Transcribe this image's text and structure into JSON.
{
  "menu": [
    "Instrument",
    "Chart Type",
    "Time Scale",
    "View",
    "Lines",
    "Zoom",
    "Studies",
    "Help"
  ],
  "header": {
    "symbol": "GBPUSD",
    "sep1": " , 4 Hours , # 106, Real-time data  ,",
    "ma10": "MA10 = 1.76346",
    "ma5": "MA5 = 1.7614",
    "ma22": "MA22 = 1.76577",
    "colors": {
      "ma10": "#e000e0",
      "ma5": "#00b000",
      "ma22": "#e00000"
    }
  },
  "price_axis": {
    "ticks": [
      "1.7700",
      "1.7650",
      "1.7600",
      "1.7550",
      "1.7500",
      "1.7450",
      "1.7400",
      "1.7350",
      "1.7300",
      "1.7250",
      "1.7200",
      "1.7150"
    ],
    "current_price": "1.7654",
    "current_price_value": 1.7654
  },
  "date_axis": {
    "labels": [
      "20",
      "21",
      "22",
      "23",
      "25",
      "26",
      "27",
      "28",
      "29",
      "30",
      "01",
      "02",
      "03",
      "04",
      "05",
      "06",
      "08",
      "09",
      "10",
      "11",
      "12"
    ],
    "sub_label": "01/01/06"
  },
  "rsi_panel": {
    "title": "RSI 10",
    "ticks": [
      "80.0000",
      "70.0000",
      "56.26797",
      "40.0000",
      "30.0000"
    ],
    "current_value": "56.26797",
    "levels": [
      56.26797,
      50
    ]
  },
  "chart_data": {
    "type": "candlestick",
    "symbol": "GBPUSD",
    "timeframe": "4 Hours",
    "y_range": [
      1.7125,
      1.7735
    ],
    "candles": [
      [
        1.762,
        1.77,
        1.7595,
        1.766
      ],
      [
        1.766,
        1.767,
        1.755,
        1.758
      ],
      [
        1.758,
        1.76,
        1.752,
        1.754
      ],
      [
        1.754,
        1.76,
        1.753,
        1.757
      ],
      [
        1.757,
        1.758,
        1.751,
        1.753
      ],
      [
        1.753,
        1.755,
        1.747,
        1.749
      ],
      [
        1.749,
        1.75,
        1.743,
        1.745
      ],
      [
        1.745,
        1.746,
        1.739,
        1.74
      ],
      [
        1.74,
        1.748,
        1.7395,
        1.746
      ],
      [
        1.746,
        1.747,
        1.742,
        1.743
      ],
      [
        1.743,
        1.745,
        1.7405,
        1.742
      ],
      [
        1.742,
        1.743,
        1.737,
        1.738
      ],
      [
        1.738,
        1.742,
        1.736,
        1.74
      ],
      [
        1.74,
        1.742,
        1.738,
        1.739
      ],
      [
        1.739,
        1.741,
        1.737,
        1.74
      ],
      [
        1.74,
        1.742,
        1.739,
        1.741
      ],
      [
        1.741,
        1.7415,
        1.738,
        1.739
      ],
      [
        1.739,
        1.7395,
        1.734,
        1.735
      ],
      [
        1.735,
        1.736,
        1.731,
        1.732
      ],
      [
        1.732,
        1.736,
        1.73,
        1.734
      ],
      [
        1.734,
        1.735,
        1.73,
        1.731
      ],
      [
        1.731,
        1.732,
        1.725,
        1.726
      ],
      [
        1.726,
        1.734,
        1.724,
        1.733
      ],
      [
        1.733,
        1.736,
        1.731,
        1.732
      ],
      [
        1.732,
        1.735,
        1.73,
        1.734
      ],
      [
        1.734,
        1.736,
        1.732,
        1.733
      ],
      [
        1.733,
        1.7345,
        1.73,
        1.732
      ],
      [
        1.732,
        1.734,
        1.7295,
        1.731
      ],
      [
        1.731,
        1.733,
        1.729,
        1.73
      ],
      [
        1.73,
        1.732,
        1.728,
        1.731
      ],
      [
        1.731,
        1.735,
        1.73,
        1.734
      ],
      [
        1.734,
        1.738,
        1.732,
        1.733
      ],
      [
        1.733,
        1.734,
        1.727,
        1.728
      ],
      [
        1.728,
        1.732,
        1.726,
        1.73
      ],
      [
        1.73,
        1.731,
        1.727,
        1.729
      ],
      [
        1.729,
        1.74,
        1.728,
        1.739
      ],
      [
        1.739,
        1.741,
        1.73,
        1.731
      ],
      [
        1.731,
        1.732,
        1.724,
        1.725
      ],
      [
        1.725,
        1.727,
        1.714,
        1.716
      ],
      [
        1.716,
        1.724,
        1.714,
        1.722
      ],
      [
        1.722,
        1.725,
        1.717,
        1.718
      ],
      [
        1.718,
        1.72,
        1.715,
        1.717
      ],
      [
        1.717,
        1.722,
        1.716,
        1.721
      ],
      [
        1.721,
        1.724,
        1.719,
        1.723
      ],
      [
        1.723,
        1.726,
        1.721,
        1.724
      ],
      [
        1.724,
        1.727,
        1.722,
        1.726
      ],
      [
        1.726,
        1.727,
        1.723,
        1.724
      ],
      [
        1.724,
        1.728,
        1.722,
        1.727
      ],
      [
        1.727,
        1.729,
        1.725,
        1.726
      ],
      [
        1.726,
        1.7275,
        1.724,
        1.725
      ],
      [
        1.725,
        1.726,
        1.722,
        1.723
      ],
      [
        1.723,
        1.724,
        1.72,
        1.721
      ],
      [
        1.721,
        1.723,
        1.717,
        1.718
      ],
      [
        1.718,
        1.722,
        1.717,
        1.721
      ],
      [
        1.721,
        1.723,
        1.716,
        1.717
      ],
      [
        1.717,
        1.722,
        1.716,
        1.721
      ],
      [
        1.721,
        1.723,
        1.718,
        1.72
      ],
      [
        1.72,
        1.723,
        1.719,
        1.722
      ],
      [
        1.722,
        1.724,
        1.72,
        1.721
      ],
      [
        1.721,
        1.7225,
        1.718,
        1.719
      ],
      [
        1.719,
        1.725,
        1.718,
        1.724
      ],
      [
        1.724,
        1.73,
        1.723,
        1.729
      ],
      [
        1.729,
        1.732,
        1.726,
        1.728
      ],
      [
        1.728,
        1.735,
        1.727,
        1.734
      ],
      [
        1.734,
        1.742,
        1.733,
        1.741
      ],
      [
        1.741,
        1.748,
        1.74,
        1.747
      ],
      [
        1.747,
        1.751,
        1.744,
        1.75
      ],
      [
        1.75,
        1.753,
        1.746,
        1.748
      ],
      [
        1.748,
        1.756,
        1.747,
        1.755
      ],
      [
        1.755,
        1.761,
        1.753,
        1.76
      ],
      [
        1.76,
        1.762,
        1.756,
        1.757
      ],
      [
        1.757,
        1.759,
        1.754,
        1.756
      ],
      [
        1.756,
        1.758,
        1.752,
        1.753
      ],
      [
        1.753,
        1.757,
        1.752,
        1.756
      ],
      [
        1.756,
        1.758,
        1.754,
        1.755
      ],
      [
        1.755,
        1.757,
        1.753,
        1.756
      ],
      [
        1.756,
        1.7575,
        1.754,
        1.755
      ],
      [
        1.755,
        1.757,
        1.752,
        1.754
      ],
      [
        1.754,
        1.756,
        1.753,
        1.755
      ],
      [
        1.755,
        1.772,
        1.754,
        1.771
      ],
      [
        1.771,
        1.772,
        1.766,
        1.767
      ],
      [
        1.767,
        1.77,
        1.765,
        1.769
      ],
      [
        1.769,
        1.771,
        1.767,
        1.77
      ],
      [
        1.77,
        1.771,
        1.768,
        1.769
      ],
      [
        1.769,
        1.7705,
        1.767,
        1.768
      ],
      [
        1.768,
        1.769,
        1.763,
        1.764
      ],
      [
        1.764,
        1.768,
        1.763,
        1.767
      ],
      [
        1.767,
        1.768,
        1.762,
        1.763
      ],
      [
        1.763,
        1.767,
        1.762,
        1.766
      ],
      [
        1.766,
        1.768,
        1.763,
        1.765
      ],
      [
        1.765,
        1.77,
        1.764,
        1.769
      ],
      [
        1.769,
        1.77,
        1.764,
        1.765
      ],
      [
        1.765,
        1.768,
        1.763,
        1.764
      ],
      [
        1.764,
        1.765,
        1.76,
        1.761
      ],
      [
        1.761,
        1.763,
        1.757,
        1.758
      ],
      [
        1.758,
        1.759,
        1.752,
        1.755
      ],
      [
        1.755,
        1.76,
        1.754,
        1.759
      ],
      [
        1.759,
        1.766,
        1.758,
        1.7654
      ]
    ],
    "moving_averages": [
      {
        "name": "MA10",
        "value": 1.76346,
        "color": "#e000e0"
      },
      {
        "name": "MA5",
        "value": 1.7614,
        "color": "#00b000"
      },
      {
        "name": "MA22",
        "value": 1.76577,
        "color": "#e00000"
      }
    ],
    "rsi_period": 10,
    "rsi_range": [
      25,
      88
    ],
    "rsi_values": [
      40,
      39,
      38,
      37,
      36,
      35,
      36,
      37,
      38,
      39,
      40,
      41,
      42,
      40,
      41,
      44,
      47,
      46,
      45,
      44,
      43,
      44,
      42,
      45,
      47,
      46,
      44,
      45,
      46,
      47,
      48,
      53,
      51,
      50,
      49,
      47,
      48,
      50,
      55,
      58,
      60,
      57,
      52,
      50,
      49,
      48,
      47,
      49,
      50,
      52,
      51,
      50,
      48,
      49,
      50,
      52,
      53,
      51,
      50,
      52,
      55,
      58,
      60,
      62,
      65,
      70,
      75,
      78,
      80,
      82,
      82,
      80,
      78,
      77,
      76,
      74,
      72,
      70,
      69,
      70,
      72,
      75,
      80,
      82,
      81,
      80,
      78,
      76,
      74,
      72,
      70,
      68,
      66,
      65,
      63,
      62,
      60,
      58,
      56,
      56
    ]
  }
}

■ WHAT IS REQUIRED
Give only the number of lines in the entries above that contain the string "Hours".

■ EXERCISE OUTPUT
2